> [PROBLEM]: Pick out each line of the records that includes the string "Pubbliche", and copy it.

Dataset items

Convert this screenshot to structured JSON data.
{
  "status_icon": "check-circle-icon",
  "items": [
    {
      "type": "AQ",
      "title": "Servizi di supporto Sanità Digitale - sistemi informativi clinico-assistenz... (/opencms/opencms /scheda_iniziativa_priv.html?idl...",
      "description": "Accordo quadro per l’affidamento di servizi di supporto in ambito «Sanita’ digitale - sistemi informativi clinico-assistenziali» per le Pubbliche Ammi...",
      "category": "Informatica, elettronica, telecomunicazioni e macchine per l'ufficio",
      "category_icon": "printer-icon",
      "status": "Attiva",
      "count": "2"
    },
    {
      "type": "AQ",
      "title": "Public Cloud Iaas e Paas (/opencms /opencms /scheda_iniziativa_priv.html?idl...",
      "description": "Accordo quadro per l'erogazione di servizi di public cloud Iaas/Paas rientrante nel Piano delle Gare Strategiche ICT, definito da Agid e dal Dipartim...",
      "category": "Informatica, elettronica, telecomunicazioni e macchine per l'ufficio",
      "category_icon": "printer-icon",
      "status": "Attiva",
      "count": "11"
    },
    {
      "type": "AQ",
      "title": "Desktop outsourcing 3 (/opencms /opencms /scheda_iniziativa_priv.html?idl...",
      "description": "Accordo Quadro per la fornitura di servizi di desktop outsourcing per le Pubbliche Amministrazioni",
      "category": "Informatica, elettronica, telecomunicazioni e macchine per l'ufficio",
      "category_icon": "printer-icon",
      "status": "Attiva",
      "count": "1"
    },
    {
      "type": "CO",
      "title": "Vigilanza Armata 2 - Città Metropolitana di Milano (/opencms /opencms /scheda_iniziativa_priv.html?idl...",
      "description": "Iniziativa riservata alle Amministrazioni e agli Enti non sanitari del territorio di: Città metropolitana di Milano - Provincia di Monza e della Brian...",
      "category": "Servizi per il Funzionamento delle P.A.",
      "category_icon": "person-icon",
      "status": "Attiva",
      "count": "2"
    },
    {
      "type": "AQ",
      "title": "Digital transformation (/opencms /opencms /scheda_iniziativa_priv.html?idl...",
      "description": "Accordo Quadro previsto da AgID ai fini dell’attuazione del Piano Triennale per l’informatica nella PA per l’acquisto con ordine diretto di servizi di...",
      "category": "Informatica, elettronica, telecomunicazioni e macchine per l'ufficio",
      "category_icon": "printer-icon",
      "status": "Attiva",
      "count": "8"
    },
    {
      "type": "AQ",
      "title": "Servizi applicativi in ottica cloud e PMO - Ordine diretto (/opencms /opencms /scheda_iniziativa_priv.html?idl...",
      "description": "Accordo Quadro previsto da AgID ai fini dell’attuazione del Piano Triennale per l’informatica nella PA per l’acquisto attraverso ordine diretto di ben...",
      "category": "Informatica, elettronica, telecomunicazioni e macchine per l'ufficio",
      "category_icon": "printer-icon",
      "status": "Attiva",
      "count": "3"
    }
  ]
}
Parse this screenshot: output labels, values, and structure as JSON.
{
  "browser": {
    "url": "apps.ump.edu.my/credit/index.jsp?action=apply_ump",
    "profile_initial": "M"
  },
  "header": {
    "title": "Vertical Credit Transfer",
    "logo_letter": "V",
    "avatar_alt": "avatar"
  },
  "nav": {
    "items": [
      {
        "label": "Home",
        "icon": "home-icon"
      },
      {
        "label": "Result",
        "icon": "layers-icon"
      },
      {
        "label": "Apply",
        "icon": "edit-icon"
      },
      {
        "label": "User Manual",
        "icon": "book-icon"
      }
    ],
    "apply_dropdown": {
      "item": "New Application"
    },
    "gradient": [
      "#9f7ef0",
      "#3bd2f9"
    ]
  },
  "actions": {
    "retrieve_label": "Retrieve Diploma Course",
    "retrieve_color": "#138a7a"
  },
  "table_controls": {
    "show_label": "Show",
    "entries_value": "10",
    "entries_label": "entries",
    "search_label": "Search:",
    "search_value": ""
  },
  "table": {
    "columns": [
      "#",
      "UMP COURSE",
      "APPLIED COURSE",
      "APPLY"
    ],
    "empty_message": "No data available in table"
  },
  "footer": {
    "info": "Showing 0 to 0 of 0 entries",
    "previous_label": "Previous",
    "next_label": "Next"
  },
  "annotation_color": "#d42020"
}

> [FINISHED ANSWER]:
      "description": "Accordo quadro per l’affidamento di servizi di supporto in ambito «Sanita’ digitale - sistemi informativi clinico-assistenziali» per le Pubbliche Ammi...",
      "description": "Accordo Quadro per la fornitura di servizi di desktop outsourcing per le Pubbliche Amministrazioni",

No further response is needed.